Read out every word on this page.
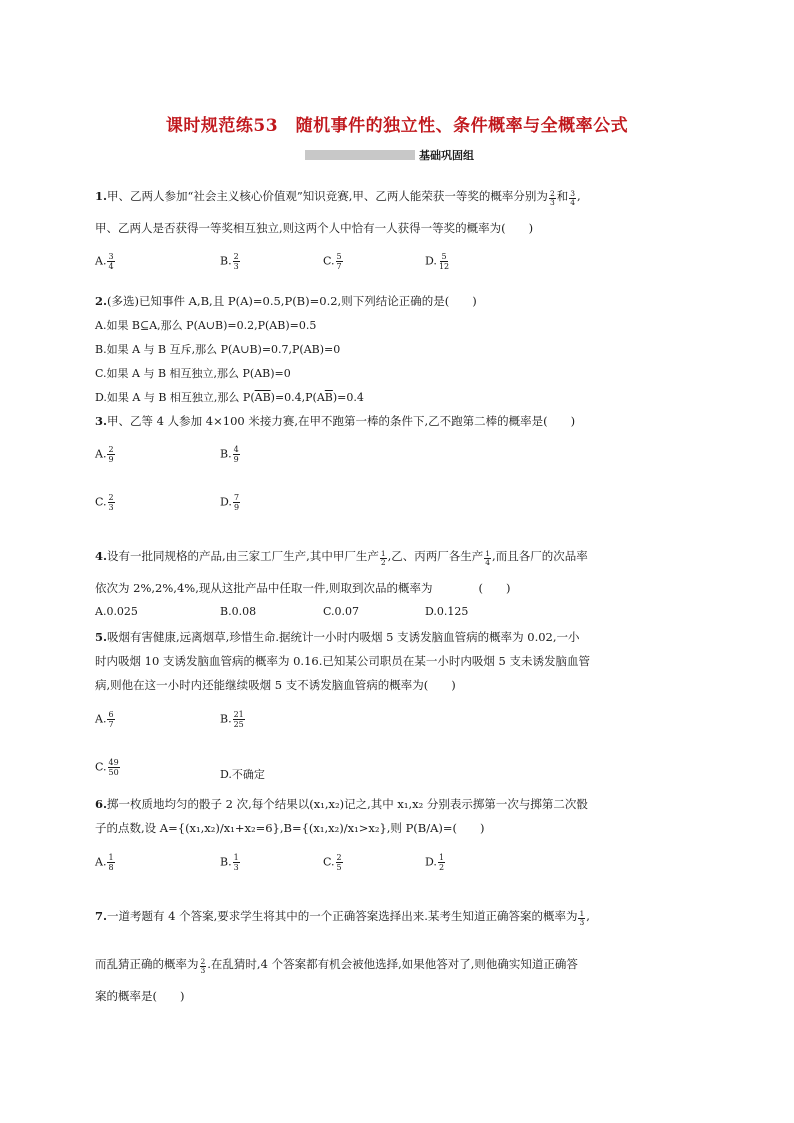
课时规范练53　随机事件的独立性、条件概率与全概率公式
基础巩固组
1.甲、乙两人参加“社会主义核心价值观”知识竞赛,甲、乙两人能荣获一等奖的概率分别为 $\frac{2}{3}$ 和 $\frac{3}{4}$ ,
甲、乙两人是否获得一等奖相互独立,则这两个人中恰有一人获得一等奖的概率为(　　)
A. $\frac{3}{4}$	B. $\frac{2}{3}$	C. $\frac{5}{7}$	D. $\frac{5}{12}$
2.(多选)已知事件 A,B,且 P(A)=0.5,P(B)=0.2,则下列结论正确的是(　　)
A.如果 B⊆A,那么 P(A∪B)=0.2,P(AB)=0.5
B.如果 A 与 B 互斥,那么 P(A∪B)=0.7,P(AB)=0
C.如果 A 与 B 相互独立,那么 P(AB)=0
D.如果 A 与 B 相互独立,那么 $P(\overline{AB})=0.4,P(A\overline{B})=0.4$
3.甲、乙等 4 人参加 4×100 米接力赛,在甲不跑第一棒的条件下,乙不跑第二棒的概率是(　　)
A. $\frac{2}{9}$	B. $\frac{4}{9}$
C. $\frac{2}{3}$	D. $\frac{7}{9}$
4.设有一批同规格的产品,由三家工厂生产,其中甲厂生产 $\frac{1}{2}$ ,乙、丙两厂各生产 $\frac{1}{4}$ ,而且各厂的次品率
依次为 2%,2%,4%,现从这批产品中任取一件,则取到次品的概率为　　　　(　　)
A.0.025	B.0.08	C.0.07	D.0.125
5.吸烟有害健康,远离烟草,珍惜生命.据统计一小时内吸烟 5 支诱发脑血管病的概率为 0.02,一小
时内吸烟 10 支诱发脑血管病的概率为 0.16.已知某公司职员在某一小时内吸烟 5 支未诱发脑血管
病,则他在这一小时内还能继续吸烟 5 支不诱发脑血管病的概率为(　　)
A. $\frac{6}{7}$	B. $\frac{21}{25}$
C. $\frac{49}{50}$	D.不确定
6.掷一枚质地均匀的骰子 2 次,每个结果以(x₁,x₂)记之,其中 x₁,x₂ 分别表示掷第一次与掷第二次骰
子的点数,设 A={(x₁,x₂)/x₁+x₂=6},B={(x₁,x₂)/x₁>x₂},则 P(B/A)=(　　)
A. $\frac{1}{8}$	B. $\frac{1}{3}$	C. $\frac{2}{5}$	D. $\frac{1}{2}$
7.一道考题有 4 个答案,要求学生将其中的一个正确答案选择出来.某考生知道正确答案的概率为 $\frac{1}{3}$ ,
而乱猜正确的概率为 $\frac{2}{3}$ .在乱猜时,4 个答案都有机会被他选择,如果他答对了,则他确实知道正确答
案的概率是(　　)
- - - -
## Exercise instructions
Return all lines containing "支诱发脑血管病的概率为".

## The answer
5.吸烟有害健康,远离烟草,珍惜生命.据统计一小时内吸烟 5 支诱发脑血管病的概率为 0.02,一小
时内吸烟 10 支诱发脑血管病的概率为 0.16.已知某公司职员在某一小时内吸烟 5 支未诱发脑血管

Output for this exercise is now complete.